» **What the task asks**: Take from the listing each line that has the string "JSON".

» **Given information**:

* BEGIN *

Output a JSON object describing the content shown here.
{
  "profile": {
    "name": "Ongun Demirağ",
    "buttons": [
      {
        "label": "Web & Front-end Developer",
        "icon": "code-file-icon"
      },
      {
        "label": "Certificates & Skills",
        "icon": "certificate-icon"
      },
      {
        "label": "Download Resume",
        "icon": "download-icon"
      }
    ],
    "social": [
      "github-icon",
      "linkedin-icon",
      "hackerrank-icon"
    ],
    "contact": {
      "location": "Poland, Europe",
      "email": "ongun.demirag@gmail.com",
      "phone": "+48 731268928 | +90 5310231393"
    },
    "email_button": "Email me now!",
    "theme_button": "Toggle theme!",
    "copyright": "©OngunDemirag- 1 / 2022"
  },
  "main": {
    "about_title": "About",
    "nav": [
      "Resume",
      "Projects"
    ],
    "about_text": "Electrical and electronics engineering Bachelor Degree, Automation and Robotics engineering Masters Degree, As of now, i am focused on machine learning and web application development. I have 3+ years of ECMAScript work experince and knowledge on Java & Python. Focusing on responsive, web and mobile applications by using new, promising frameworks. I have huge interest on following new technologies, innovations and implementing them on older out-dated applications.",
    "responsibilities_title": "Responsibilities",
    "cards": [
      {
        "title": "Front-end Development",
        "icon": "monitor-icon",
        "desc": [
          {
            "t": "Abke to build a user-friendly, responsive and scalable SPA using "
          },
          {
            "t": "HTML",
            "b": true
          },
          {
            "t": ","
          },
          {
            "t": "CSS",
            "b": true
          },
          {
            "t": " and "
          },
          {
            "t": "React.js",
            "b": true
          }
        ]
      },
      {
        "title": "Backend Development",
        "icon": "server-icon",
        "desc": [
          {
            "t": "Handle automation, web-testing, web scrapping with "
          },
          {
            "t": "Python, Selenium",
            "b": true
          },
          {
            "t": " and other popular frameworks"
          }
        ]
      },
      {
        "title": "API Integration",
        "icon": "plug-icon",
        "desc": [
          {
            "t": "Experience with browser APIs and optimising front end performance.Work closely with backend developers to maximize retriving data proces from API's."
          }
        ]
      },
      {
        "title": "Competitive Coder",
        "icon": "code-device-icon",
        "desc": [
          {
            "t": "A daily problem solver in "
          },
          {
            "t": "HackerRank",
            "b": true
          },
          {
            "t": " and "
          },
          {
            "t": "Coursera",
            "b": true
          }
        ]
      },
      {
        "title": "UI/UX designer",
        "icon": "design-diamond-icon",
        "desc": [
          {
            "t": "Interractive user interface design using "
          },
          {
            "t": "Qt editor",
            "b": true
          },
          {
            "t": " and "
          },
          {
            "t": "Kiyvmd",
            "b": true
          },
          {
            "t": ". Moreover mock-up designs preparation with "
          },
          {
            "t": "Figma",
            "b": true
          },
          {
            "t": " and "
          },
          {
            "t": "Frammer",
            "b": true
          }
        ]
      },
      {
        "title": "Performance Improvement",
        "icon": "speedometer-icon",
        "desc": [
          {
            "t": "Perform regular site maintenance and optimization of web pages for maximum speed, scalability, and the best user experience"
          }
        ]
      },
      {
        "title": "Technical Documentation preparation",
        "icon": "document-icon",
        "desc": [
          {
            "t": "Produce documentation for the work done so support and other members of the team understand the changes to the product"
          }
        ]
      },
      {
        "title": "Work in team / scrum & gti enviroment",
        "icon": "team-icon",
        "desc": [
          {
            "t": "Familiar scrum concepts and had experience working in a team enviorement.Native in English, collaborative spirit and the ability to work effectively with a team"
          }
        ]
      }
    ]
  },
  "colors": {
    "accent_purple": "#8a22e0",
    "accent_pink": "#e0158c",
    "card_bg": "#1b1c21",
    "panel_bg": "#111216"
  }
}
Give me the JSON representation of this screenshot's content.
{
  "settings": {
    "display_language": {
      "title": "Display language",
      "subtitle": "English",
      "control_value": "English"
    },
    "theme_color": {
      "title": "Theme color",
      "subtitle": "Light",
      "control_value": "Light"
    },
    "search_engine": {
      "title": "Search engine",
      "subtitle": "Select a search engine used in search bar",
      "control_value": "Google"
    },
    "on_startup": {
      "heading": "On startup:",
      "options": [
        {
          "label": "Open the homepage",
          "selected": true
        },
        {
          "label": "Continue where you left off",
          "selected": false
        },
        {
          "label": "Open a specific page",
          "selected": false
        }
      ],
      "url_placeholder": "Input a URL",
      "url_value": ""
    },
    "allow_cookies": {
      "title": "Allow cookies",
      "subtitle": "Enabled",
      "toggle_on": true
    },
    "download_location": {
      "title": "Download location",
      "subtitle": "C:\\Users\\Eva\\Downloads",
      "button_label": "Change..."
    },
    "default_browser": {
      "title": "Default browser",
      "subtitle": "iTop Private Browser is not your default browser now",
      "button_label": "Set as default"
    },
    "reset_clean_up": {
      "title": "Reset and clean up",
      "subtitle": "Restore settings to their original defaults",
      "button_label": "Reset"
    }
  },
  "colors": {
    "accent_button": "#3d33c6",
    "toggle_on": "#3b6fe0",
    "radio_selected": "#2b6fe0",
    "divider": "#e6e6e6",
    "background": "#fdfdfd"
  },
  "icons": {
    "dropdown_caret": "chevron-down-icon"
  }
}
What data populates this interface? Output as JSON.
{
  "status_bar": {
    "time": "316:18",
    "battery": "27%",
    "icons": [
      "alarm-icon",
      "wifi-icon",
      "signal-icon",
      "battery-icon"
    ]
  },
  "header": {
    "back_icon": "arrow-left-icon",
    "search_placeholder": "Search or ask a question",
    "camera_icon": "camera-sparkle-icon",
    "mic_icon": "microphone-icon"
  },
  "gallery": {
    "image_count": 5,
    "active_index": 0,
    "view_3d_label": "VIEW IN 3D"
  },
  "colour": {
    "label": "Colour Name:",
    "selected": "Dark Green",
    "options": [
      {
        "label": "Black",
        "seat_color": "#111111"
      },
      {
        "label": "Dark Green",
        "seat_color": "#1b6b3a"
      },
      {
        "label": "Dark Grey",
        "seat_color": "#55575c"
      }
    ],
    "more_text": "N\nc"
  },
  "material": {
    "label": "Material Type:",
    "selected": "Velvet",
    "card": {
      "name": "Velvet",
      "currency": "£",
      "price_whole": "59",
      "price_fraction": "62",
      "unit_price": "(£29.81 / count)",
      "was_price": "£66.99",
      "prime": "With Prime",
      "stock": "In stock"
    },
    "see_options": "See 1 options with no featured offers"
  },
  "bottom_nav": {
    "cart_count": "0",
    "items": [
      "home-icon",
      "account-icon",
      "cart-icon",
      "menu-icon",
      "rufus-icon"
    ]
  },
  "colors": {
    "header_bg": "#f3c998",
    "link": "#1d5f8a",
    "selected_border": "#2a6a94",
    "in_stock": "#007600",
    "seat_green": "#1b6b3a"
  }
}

* END *

» **Response to the task**:
Output a JSON object describing the content shown here.
Give me the JSON representation of this screenshot's content.
What data populates this interface? Output as JSON.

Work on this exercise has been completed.